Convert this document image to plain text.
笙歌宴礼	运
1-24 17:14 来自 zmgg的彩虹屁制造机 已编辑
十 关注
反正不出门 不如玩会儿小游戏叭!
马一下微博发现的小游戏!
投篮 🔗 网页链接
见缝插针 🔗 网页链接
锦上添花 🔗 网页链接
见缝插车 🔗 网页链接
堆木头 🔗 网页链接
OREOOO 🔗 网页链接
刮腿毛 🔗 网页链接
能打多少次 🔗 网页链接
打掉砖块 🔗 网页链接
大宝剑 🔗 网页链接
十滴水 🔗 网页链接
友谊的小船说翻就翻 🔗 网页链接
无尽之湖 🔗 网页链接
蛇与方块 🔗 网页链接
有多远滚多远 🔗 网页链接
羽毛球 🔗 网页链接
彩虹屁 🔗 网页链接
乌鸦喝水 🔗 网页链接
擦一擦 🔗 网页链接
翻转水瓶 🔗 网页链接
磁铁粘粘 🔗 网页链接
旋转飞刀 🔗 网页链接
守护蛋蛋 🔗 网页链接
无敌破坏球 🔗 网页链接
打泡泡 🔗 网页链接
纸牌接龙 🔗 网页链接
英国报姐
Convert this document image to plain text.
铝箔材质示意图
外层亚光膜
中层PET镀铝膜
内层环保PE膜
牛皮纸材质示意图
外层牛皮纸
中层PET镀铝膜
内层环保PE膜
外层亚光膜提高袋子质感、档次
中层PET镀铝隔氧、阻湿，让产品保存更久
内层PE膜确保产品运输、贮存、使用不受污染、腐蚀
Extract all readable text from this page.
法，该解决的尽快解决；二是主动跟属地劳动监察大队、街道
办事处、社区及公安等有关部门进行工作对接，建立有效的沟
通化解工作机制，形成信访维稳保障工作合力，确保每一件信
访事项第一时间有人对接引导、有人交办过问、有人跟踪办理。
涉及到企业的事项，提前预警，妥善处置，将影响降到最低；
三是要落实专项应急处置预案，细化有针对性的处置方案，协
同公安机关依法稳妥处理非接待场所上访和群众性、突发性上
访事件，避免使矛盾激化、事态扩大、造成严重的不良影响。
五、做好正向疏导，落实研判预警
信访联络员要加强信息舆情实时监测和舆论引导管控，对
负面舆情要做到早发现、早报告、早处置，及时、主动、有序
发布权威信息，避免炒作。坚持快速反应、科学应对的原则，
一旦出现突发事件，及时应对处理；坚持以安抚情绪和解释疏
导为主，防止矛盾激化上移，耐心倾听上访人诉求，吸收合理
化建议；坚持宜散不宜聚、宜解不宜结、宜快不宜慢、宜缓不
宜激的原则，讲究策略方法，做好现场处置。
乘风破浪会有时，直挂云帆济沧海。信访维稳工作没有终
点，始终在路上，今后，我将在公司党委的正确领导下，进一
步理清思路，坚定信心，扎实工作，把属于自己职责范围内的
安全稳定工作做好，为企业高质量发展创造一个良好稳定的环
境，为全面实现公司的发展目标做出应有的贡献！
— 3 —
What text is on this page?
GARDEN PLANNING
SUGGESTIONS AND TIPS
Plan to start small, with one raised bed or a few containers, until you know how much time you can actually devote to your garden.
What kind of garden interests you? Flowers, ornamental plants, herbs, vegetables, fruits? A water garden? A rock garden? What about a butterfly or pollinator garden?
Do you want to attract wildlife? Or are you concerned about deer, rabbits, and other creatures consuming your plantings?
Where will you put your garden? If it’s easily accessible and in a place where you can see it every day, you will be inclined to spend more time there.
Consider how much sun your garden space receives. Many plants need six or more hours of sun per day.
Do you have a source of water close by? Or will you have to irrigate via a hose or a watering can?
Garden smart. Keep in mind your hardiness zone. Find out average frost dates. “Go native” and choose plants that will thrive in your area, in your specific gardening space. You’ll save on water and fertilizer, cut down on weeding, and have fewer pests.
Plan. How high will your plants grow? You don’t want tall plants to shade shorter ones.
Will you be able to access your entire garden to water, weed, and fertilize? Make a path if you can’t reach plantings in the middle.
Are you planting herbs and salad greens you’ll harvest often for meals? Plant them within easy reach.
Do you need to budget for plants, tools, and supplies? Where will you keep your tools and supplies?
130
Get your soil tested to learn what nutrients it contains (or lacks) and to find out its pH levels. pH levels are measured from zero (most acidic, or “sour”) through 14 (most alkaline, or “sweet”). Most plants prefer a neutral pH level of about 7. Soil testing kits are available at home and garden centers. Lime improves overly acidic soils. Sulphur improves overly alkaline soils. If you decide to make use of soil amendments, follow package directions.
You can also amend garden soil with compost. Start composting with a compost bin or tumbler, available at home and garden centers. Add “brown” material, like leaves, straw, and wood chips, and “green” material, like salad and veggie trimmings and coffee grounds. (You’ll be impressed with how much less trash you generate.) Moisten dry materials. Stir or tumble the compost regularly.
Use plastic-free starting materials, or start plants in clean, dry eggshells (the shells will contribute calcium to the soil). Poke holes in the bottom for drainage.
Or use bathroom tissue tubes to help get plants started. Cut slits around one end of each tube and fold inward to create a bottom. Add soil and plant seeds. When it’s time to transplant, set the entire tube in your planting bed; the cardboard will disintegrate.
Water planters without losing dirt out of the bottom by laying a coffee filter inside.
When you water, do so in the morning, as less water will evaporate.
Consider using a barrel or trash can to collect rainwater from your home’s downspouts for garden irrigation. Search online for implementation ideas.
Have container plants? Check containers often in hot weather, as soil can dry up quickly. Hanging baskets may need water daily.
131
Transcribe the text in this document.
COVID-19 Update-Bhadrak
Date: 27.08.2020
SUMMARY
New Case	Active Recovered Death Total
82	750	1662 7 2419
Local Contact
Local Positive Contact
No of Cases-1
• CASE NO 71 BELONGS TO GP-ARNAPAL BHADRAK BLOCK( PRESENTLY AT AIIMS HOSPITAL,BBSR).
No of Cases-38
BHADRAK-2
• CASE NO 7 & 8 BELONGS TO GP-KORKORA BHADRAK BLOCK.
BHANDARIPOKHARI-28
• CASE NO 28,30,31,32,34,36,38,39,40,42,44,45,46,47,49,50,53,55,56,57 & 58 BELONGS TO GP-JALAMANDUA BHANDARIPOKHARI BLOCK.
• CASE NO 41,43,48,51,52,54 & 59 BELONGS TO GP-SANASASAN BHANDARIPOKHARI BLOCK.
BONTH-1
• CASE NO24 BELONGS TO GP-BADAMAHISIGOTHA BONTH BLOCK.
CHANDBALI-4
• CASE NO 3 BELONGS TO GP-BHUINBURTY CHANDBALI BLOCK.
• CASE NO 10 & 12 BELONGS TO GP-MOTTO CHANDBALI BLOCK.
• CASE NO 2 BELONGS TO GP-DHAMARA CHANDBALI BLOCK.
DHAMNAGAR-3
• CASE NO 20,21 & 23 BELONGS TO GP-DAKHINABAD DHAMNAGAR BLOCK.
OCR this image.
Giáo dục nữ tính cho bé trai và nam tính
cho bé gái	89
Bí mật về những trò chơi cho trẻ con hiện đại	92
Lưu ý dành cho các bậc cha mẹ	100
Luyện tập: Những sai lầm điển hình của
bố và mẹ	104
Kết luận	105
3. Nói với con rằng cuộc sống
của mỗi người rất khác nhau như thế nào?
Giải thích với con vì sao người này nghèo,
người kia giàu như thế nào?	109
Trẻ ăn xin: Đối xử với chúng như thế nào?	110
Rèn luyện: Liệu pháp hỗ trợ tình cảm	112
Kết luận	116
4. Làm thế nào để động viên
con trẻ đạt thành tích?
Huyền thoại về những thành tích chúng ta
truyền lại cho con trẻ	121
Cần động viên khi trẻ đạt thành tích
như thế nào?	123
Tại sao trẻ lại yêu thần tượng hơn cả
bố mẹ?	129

• • • • • • •

# PROMPT
Reproduce every line of the listing above in which the string "người" appears.

# SOLUTION FOR THIS PROBLEM
của mỗi người rất khác nhau như thế nào?
Giải thích với con vì sao người này nghèo,
người kia giàu như thế nào?	109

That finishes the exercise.